- **WHAT TO WORK ON**
From the line that includes "Parse this chart and return its data as JSON." to the last line of the data, quote each line precisely; both boundary lines belong in the answer.

- **DATASET ROWS**
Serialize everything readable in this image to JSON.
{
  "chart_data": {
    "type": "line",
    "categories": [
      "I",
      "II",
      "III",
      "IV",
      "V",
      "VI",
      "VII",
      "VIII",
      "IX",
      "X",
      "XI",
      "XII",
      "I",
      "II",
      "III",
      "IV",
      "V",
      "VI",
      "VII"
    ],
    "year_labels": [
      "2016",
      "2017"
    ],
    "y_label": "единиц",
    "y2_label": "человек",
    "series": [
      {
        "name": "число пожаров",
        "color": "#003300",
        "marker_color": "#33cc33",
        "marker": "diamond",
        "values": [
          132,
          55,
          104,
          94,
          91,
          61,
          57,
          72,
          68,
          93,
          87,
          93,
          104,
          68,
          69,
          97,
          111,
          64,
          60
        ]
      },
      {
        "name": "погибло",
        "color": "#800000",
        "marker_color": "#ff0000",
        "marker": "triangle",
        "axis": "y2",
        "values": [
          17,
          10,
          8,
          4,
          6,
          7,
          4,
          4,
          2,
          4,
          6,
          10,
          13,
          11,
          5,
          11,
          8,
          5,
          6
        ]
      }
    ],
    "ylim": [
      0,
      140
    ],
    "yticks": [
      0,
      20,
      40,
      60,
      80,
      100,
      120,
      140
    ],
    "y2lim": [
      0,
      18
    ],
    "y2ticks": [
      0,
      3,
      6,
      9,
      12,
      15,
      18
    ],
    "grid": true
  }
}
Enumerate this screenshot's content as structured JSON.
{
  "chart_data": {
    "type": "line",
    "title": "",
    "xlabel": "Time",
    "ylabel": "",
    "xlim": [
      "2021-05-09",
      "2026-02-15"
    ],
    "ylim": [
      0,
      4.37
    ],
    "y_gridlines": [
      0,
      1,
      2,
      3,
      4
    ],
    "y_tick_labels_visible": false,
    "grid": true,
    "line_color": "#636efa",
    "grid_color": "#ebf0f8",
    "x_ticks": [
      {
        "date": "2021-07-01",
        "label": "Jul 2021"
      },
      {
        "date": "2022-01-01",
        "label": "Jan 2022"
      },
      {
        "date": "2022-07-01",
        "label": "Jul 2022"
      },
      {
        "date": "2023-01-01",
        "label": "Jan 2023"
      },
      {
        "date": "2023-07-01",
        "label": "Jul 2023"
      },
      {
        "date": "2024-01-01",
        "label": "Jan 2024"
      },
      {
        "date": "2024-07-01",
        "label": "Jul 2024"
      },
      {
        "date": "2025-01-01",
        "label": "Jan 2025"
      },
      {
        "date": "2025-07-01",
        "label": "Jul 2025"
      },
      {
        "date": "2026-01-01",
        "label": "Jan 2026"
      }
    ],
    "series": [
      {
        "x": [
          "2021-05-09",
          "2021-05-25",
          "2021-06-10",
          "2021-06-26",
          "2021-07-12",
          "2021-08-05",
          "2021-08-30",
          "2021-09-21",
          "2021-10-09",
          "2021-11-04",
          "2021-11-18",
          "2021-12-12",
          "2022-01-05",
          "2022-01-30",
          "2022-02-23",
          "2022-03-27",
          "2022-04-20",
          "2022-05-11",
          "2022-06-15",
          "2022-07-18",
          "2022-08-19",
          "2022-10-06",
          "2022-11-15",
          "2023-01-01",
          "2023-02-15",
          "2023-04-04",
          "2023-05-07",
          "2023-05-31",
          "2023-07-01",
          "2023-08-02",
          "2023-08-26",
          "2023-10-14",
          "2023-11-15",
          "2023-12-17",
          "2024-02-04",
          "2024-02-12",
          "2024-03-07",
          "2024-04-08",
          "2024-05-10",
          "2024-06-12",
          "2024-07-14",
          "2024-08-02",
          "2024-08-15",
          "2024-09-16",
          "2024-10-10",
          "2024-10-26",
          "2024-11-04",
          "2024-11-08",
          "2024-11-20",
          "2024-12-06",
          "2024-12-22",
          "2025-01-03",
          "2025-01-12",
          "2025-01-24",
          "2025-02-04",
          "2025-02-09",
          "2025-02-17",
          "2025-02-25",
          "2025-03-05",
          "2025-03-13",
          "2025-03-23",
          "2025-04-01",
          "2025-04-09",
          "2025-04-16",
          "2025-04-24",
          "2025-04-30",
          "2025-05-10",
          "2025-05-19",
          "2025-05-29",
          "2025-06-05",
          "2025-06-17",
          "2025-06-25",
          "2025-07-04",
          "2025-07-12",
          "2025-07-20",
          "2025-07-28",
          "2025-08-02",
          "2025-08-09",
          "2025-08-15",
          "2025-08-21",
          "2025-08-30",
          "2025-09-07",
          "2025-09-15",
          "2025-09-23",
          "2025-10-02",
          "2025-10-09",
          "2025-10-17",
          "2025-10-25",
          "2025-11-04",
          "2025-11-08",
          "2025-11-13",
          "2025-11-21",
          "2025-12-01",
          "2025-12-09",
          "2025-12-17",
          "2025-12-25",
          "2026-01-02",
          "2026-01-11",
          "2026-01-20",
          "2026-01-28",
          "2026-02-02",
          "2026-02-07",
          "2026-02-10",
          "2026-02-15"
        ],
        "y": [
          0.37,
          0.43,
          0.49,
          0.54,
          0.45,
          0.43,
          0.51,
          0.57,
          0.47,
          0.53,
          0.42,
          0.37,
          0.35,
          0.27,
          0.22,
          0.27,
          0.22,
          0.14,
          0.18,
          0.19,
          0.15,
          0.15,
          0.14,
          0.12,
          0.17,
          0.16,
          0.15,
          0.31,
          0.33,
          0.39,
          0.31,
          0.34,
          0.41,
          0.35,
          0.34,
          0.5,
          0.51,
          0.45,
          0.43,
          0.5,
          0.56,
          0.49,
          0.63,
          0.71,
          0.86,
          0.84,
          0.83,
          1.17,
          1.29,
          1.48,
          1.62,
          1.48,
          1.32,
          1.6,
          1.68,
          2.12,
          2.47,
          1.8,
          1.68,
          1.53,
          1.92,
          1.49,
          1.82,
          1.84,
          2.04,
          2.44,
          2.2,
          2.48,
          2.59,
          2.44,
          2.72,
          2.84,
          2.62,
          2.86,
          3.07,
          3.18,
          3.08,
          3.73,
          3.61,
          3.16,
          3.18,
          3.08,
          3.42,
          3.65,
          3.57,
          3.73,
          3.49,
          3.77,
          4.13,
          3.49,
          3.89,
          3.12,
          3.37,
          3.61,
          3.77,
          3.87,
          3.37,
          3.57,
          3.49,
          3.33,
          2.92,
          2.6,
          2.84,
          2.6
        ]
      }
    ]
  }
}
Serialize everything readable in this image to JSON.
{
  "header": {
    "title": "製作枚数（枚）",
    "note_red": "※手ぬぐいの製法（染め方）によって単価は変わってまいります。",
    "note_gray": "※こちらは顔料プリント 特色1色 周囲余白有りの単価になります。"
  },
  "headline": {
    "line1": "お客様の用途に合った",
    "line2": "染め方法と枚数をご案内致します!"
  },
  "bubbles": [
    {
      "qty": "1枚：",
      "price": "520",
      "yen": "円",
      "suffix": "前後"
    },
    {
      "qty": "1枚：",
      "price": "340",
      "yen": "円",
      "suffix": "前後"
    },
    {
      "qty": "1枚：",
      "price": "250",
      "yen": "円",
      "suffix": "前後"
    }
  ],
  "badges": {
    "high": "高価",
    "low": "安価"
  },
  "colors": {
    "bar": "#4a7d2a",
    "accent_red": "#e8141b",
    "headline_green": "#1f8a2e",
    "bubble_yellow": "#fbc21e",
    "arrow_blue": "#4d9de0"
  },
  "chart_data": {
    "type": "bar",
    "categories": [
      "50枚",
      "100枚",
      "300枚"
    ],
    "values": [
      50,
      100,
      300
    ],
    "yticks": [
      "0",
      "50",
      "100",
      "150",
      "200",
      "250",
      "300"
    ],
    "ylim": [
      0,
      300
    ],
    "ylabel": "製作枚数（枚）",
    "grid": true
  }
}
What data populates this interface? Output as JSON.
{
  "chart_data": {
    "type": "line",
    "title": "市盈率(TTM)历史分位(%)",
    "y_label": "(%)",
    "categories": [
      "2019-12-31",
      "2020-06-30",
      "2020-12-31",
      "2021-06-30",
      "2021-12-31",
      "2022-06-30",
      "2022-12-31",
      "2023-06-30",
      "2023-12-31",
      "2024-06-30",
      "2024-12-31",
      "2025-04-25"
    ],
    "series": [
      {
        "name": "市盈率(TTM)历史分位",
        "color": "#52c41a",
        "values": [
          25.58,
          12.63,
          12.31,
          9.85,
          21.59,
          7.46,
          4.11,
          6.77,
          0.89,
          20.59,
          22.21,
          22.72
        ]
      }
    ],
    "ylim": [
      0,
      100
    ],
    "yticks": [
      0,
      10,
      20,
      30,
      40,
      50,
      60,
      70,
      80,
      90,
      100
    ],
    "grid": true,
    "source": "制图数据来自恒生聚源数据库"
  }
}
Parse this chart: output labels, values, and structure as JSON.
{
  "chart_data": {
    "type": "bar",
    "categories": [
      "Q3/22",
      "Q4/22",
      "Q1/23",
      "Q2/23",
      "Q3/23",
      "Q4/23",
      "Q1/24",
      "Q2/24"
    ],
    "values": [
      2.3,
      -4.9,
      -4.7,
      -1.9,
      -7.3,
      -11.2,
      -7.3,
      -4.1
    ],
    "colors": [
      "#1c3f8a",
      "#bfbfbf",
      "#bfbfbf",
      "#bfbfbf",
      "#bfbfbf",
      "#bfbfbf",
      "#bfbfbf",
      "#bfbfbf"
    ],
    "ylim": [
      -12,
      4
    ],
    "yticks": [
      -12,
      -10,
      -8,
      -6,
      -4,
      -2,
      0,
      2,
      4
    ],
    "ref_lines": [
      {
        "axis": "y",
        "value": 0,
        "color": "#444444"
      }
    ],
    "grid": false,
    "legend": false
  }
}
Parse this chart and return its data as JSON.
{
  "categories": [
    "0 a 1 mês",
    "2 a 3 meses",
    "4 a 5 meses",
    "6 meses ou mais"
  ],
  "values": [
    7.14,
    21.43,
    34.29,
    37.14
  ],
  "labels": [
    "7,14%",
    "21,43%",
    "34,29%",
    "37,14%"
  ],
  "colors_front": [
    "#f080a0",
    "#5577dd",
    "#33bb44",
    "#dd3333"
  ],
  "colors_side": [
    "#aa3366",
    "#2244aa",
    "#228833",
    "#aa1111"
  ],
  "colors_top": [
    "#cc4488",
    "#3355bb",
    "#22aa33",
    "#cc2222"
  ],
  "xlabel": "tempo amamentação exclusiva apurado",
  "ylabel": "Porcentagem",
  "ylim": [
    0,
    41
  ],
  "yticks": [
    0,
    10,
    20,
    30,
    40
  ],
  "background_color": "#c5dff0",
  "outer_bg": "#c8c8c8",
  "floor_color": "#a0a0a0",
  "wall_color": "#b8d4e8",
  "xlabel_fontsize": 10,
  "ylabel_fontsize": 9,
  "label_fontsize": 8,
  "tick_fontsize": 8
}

- **COMPLETE OUTPUT**
Parse this chart and return its data as JSON.
{
  "categories": [
    "0 a 1 mês",
    "2 a 3 meses",
    "4 a 5 meses",
    "6 meses ou mais"
  ],
  "values": [
    7.14,
    21.43,
    34.29,
    37.14
  ],
  "labels": [
    "7,14%",
    "21,43%",
    "34,29%",
    "37,14%"
  ],
  "colors_front": [
    "#f080a0",
    "#5577dd",
    "#33bb44",
    "#dd3333"
  ],
  "colors_side": [
    "#aa3366",
    "#2244aa",
    "#228833",
    "#aa1111"
  ],
  "colors_top": [
    "#cc4488",
    "#3355bb",
    "#22aa33",
    "#cc2222"
  ],
  "xlabel": "tempo amamentação exclusiva apurado",
  "ylabel": "Porcentagem",
  "ylim": [
    0,
    41
  ],
  "yticks": [
    0,
    10,
    20,
    30,
    40
  ],
  "background_color": "#c5dff0",
  "outer_bg": "#c8c8c8",
  "floor_color": "#a0a0a0",
  "wall_color": "#b8d4e8",
  "xlabel_fontsize": 10,
  "ylabel_fontsize": 9,
  "label_fontsize": 8,
  "tick_fontsize": 8
}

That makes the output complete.